- [Record excerpts]:

[START]

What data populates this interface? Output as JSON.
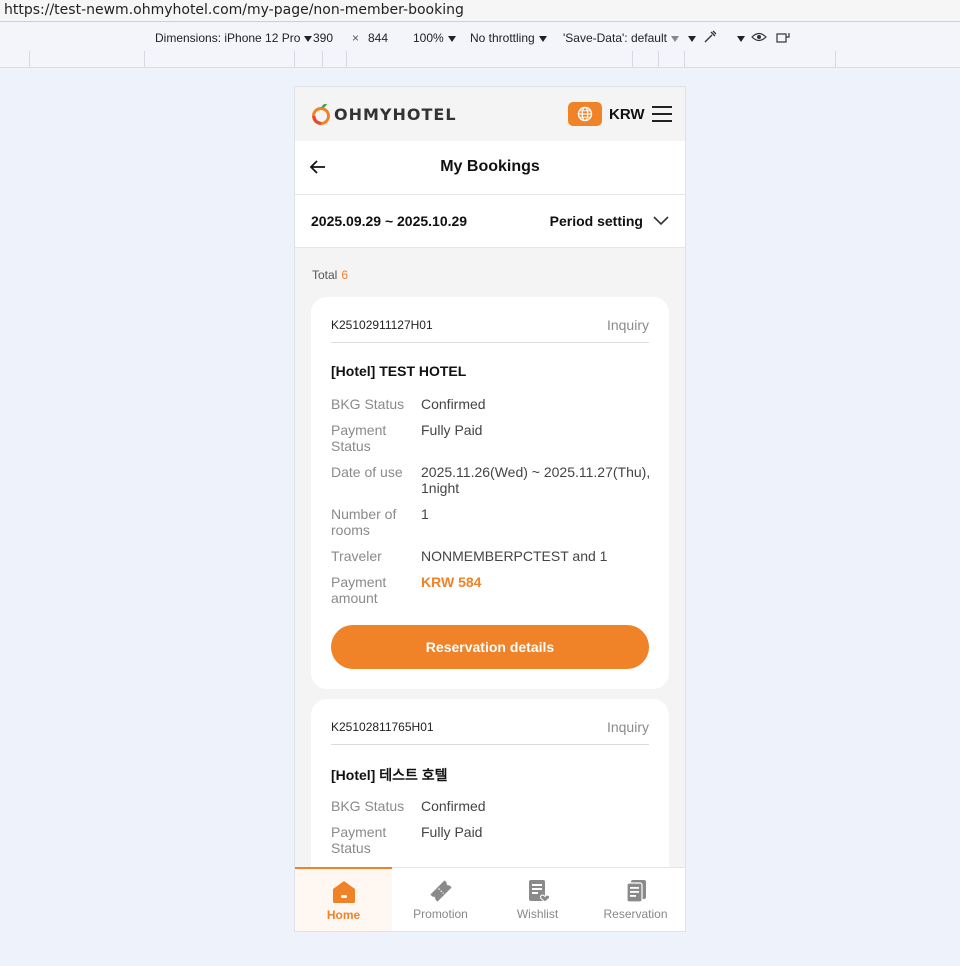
{
  "browser": {
    "url": "https://test-newm.ohmyhotel.com/my-page/non-member-booking"
  },
  "devtools": {
    "device": "Dimensions: iPhone 12 Pro",
    "width": "390",
    "times": "×",
    "height": "844",
    "zoom": "100%",
    "throttling": "No throttling",
    "save_data": "'Save-Data': default"
  },
  "header": {
    "logo_text": "OHMYHOTEL",
    "currency": "KRW"
  },
  "titlebar": {
    "title": "My Bookings"
  },
  "period": {
    "range": "2025.09.29 ~ 2025.10.29",
    "setting_label": "Period setting"
  },
  "total": {
    "label": "Total",
    "count": "6"
  },
  "bookings": [
    {
      "booking_no": "K25102911127H01",
      "inquiry": "Inquiry",
      "hotel": "[Hotel] TEST HOTEL",
      "rows": [
        {
          "label": "BKG Status",
          "value": "Confirmed"
        },
        {
          "label": "Payment Status",
          "value": "Fully Paid"
        },
        {
          "label": "Date of use",
          "value": "2025.11.26(Wed) ~ 2025.11.27(Thu), 1night"
        },
        {
          "label": "Number of rooms",
          "value": "1"
        },
        {
          "label": "Traveler",
          "value": "NONMEMBERPCTEST and 1"
        },
        {
          "label": "Payment amount",
          "value": "KRW 584"
        }
      ],
      "button": "Reservation details"
    },
    {
      "booking_no": "K25102811765H01",
      "inquiry": "Inquiry",
      "hotel": "[Hotel] 테스트 호텔",
      "rows": [
        {
          "label": "BKG Status",
          "value": "Confirmed"
        },
        {
          "label": "Payment Status",
          "value": "Fully Paid"
        }
      ]
    }
  ],
  "nav": [
    {
      "label": "Home"
    },
    {
      "label": "Promotion"
    },
    {
      "label": "Wishlist"
    },
    {
      "label": "Reservation"
    }
  ],
  "colors": {
    "accent": "#f08228",
    "background": "#f4f4f4"
  }
}
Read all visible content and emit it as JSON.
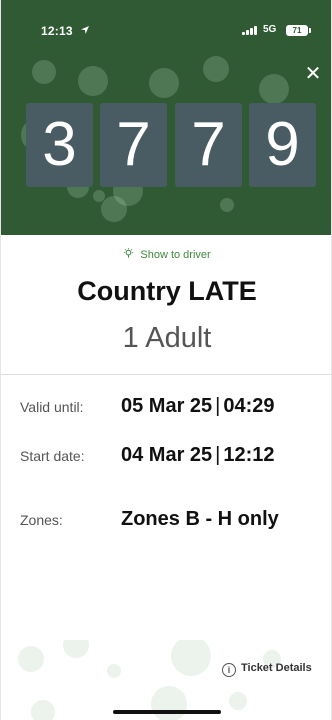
{
  "status_bar": {
    "time": "12:13",
    "network": "5G",
    "battery": "71"
  },
  "header": {
    "close_icon": "close-icon",
    "code_digits": [
      "3",
      "7",
      "7",
      "9"
    ]
  },
  "ticket": {
    "show_to_driver": "Show to driver",
    "type": "Country LATE",
    "passengers": "1 Adult",
    "valid_until": {
      "label": "Valid until:",
      "date": "05 Mar 25",
      "separator": "|",
      "time": "04:29"
    },
    "start_date": {
      "label": "Start date:",
      "date": "04 Mar 25",
      "separator": "|",
      "time": "12:12"
    },
    "zones": {
      "label": "Zones:",
      "value": "Zones B - H only"
    }
  },
  "footer": {
    "ticket_details": "Ticket Details",
    "info_icon": "info-icon"
  },
  "colors": {
    "header_green": "#2f5a33",
    "digit_tile": "#4a5c63",
    "accent_green": "#3d8a3d"
  }
}
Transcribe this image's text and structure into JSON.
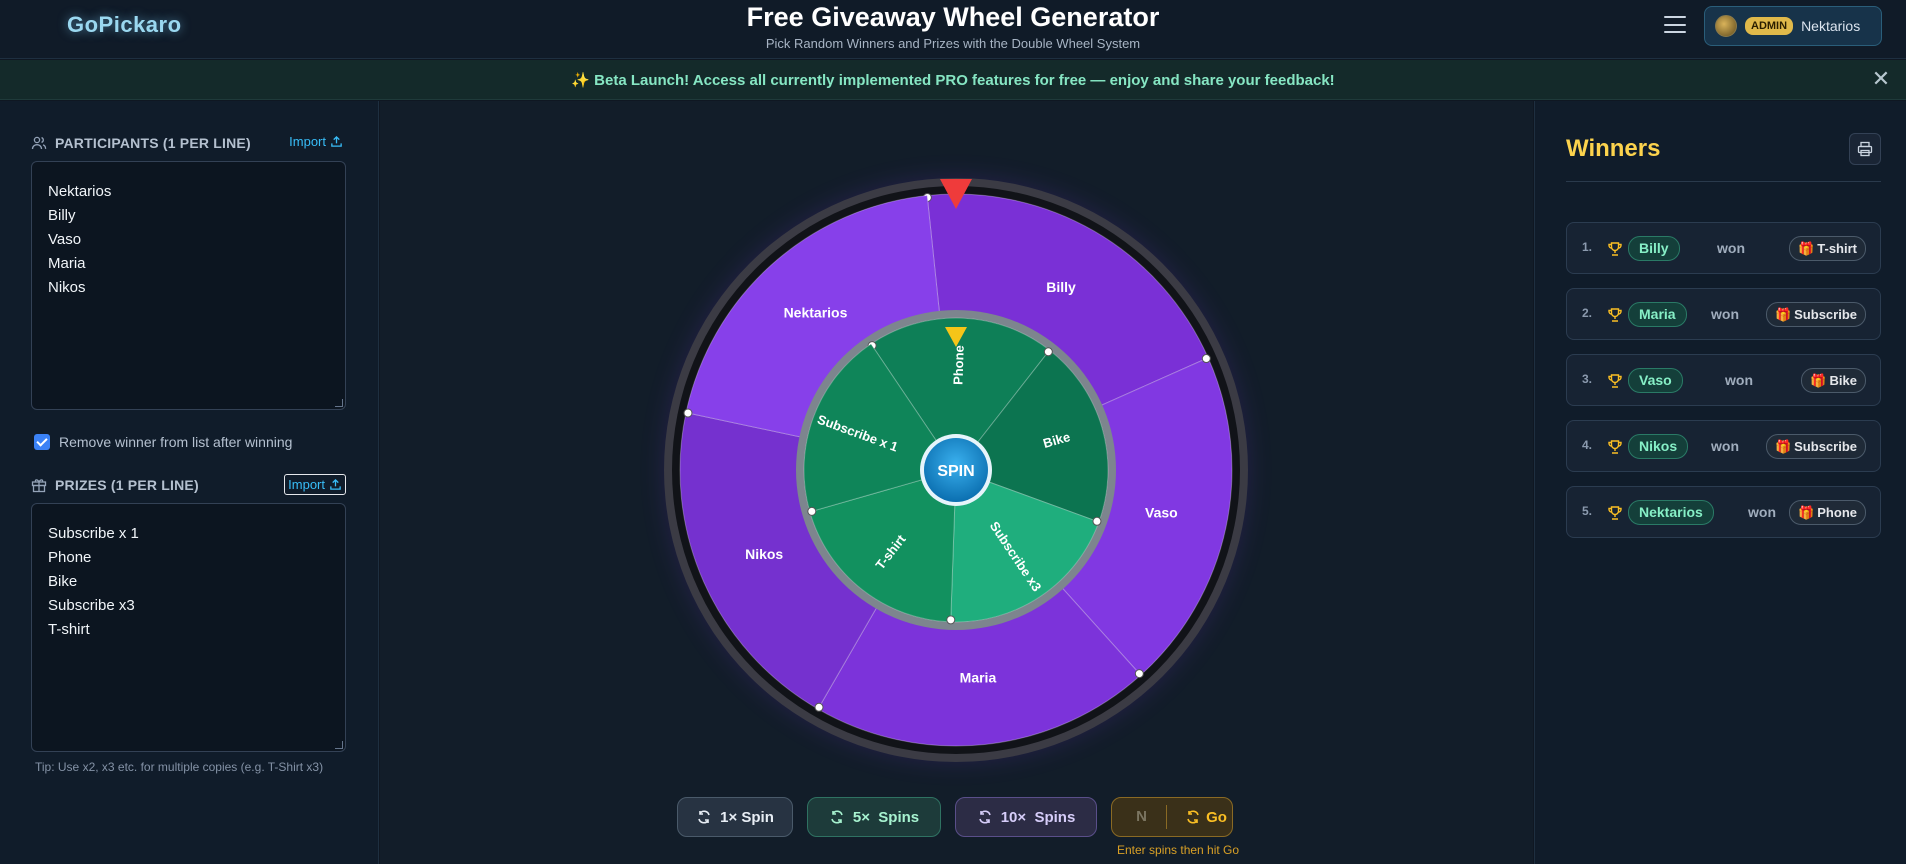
{
  "header": {
    "logo": "GoPickaro",
    "title": "Free Giveaway Wheel Generator",
    "subtitle": "Pick Random Winners and Prizes with the Double Wheel System",
    "user": {
      "role_badge": "ADMIN",
      "name": "Nektarios"
    }
  },
  "banner": {
    "text": "✨ Beta Launch! Access all currently implemented PRO features for free — enjoy and share your feedback!"
  },
  "participants": {
    "label": "PARTICIPANTS (1 PER LINE)",
    "import_label": "Import",
    "items": [
      "Nektarios",
      "Billy",
      "Vaso",
      "Maria",
      "Nikos"
    ]
  },
  "remove_winner": {
    "label": "Remove winner from list after winning",
    "checked": true
  },
  "prizes": {
    "label": "PRIZES (1 PER LINE)",
    "import_label": "Import",
    "items": [
      "Subscribe x 1",
      "Phone",
      "Bike",
      "Subscribe x3",
      "T-shirt"
    ],
    "tip": "Tip: Use x2, x3 etc. for multiple copies (e.g. T-Shirt x3)"
  },
  "wheel": {
    "spin_label": "SPIN",
    "outer_segments": [
      "Billy",
      "Vaso",
      "Maria",
      "Nikos",
      "Nektarios"
    ],
    "inner_segments": [
      "Phone",
      "Bike",
      "Subscribe x3",
      "T-shirt",
      "Subscribe x 1"
    ],
    "colors": {
      "outer": "#7e34de",
      "inner": "#0f8a5f",
      "outer_pointer": "#ef3b3b",
      "inner_pointer": "#f5c518"
    }
  },
  "spin_controls": {
    "one": "1× Spin",
    "five": "5×  Spins",
    "ten": "10×  Spins",
    "custom_placeholder": "N",
    "go": "Go",
    "hint": "Enter spins then hit Go"
  },
  "winners": {
    "title": "Winners",
    "won_word": "won",
    "rows": [
      {
        "num": "1.",
        "name": "Billy",
        "prize": "T-shirt"
      },
      {
        "num": "2.",
        "name": "Maria",
        "prize": "Subscribe"
      },
      {
        "num": "3.",
        "name": "Vaso",
        "prize": "Bike"
      },
      {
        "num": "4.",
        "name": "Nikos",
        "prize": "Subscribe"
      },
      {
        "num": "5.",
        "name": "Nektarios",
        "prize": "Phone"
      }
    ]
  }
}
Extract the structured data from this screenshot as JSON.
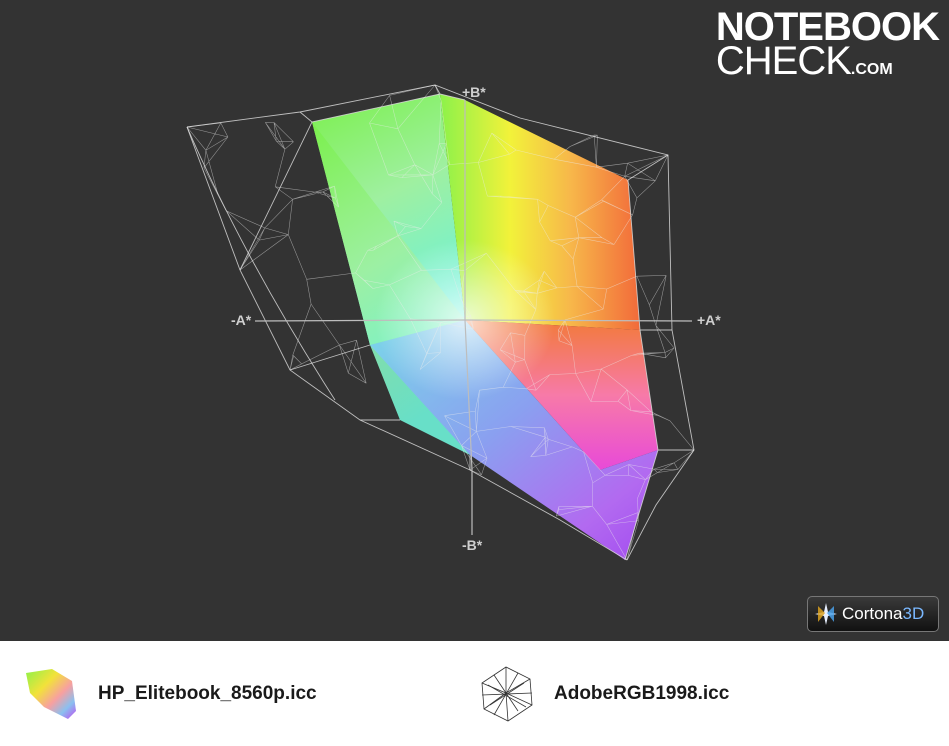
{
  "chart_data": {
    "type": "3d-gamut",
    "axis_labels": {
      "pos_b": "+B*",
      "neg_b": "-B*",
      "pos_a": "+A*",
      "neg_a": "-A*"
    },
    "legend": [
      {
        "label": "HP_Elitebook_8560p.icc",
        "style": "solid-color"
      },
      {
        "label": "AdobeRGB1998.icc",
        "style": "wireframe"
      }
    ],
    "colors": {
      "background": "#333333",
      "wireframe": "#d8d8d8",
      "legend_bg": "#ffffff"
    }
  },
  "branding": {
    "logo_line1": "NOTEBOOK",
    "logo_line2": "CHECK",
    "logo_suffix": ".COM",
    "viewer_name": "Cortona",
    "viewer_suffix": "3D"
  }
}
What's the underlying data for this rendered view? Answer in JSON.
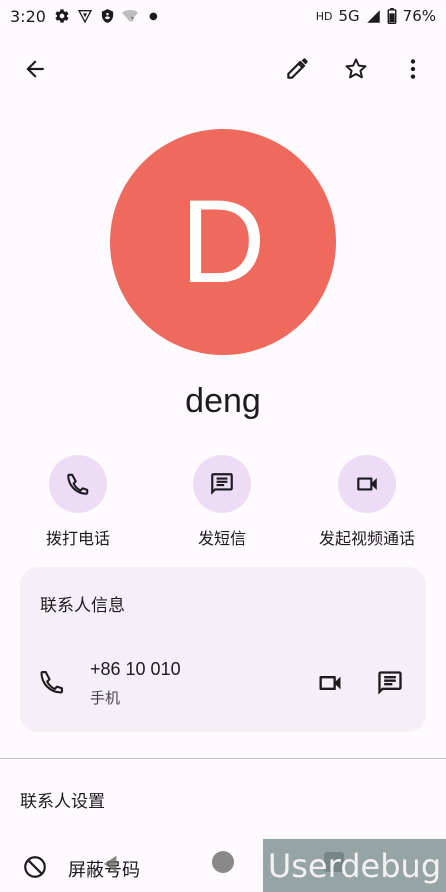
{
  "status_bar": {
    "time": "3:20",
    "network_label": "HD",
    "network_type": "5G",
    "battery": "76%",
    "icons": [
      "gear-icon",
      "vpn-icon",
      "shield-icon",
      "wifi-icon",
      "dot-icon",
      "signal-icon",
      "battery-icon"
    ]
  },
  "app_bar": {
    "icons": [
      "back-arrow-icon",
      "edit-pencil-icon",
      "star-icon",
      "more-vert-icon"
    ]
  },
  "contact": {
    "initial": "D",
    "name": "deng",
    "avatar_color": "#ee6a5d"
  },
  "actions": [
    {
      "label": "拨打电话",
      "icon": "phone-icon"
    },
    {
      "label": "发短信",
      "icon": "message-icon"
    },
    {
      "label": "发起视频通话",
      "icon": "videocam-icon"
    }
  ],
  "contact_info": {
    "title": "联系人信息",
    "phone_number": "+86 10 010",
    "phone_type": "手机"
  },
  "settings": {
    "title": "联系人设置",
    "block_label": "屏蔽号码"
  },
  "nav_bar": {
    "icons": [
      "nav-back-icon",
      "nav-home-icon",
      "nav-recents-icon"
    ]
  },
  "watermark": "Userdebug",
  "colors": {
    "background": "#fefafd",
    "action_circle": "#ecdcf5",
    "card_background": "#f5eff8",
    "avatar": "#ee6a5d"
  }
}
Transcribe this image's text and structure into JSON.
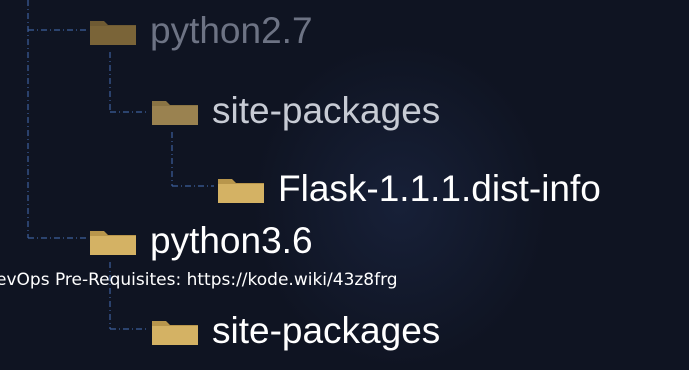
{
  "tree": {
    "nodes": [
      {
        "label": "python2.7",
        "icon": "folder-icon"
      },
      {
        "label": "site-packages",
        "icon": "folder-icon"
      },
      {
        "label": "Flask-1.1.1.dist-info",
        "icon": "folder-icon"
      },
      {
        "label": "python3.6",
        "icon": "folder-icon"
      },
      {
        "label": "site-packages",
        "icon": "folder-icon"
      }
    ]
  },
  "caption": "evOps Pre-Requisites: https://kode.wiki/43z8frg",
  "colors": {
    "background": "#0f1422",
    "folder": "#c9a85a",
    "line": "#3c5f9c",
    "dim_text": "#6d7384"
  }
}
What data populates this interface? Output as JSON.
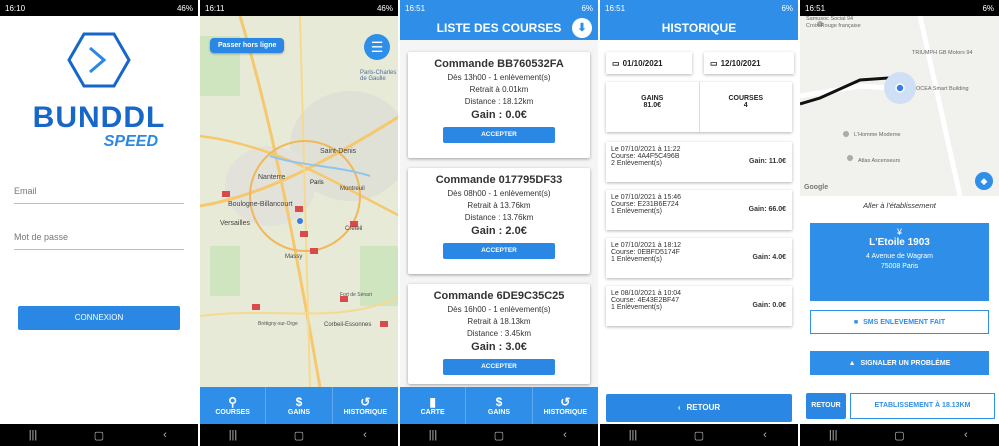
{
  "colors": {
    "primary": "#2f8ee8",
    "dark_blue": "#1667c9"
  },
  "login": {
    "status_time": "16:10",
    "status_right": "46%",
    "brand": "BUNDDL",
    "subbrand": "SPEED",
    "email_label": "Email",
    "password_label": "Mot de passe",
    "login_button": "CONNEXION"
  },
  "map_screen": {
    "status_time": "16:11",
    "status_right": "46%",
    "offline_button": "Passer hors ligne",
    "places": [
      "Paris-Charles de Gaulle",
      "Nanterre",
      "Saint-Denis",
      "Paris",
      "Montreuil",
      "Boulogne-Billancourt",
      "Versailles",
      "Créteil",
      "Massy",
      "Brétigny-sur-Orge",
      "Corbeil-Essonnes",
      "Fort de Sénart"
    ],
    "tabs": [
      {
        "icon": "bike-icon",
        "label": "COURSES"
      },
      {
        "icon": "dollar-icon",
        "label": "GAINS"
      },
      {
        "icon": "history-icon",
        "label": "HISTORIQUE"
      }
    ]
  },
  "orders": {
    "status_time": "16:51",
    "status_right": "6%",
    "title": "LISTE DES COURSES",
    "items": [
      {
        "title": "Commande BB760532FA",
        "time": "Dès 13h00 - 1 enlèvement(s)",
        "pickup": "Retrait à 0.01km",
        "distance": "Distance : 18.12km",
        "gain": "Gain :  0.0€",
        "action": "ACCEPTER"
      },
      {
        "title": "Commande 017795DF33",
        "time": "Dès 08h00 - 1 enlèvement(s)",
        "pickup": "Retrait à 13.76km",
        "distance": "Distance : 13.76km",
        "gain": "Gain :  2.0€",
        "action": "ACCEPTER"
      },
      {
        "title": "Commande 6DE9C35C25",
        "time": "Dès 16h00 - 1 enlèvement(s)",
        "pickup": "Retrait à 18.13km",
        "distance": "Distance : 3.45km",
        "gain": "Gain :  3.0€",
        "action": "ACCEPTER"
      }
    ],
    "tabs": [
      {
        "label": "CARTE"
      },
      {
        "label": "GAINS"
      },
      {
        "label": "HISTORIQUE"
      }
    ]
  },
  "history": {
    "status_time": "16:51",
    "status_right": "6%",
    "title": "HISTORIQUE",
    "date_from": "01/10/2021",
    "date_to": "12/10/2021",
    "gains_label": "GAINS",
    "gains_value": "81.0€",
    "courses_label": "COURSES",
    "courses_value": "4",
    "entries": [
      {
        "date": "Le 07/10/2021 à 11:22",
        "course": "Course: 4A4F5C496B",
        "pickups": "2 Enlèvement(s)",
        "gain": "Gain: 11.0€"
      },
      {
        "date": "Le 07/10/2021 à 15:46",
        "course": "Course: E231B6E724",
        "pickups": "1 Enlèvement(s)",
        "gain": "Gain: 66.0€"
      },
      {
        "date": "Le 07/10/2021 à 18:12",
        "course": "Course: 0EBFD5174F",
        "pickups": "1 Enlèvement(s)",
        "gain": "Gain: 4.0€"
      },
      {
        "date": "Le 08/10/2021 à 10:04",
        "course": "Course: 4E43E2BF47",
        "pickups": "1 Enlèvement(s)",
        "gain": "Gain: 0.0€"
      }
    ],
    "back_button": "RETOUR"
  },
  "route": {
    "status_time": "16:51",
    "status_right": "6%",
    "map_places": [
      "Samusoc Social 94",
      "Croix-Rouge française",
      "TRIUMPH GB Motors 94",
      "OCEA Smart Building",
      "L'Homme Moderne",
      "Atlas Ascenseurs"
    ],
    "google": "Google",
    "instruction": "Aller à l'établissement",
    "establishment": "L'Etoile 1903",
    "address1": "4 Avenue de Wagram",
    "address2": "75008 Paris",
    "sms_button": "SMS ENLEVEMENT FAIT",
    "problem_button": "SIGNALER UN PROBLÈME",
    "back_button": "RETOUR",
    "distance_button": "ETABLISSEMENT À 18.13KM"
  }
}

[END]

Copy out each line of the records that holds the string "RETOUR".

- [Output below]:
    "back_button": "RETOUR"
    "back_button": "RETOUR",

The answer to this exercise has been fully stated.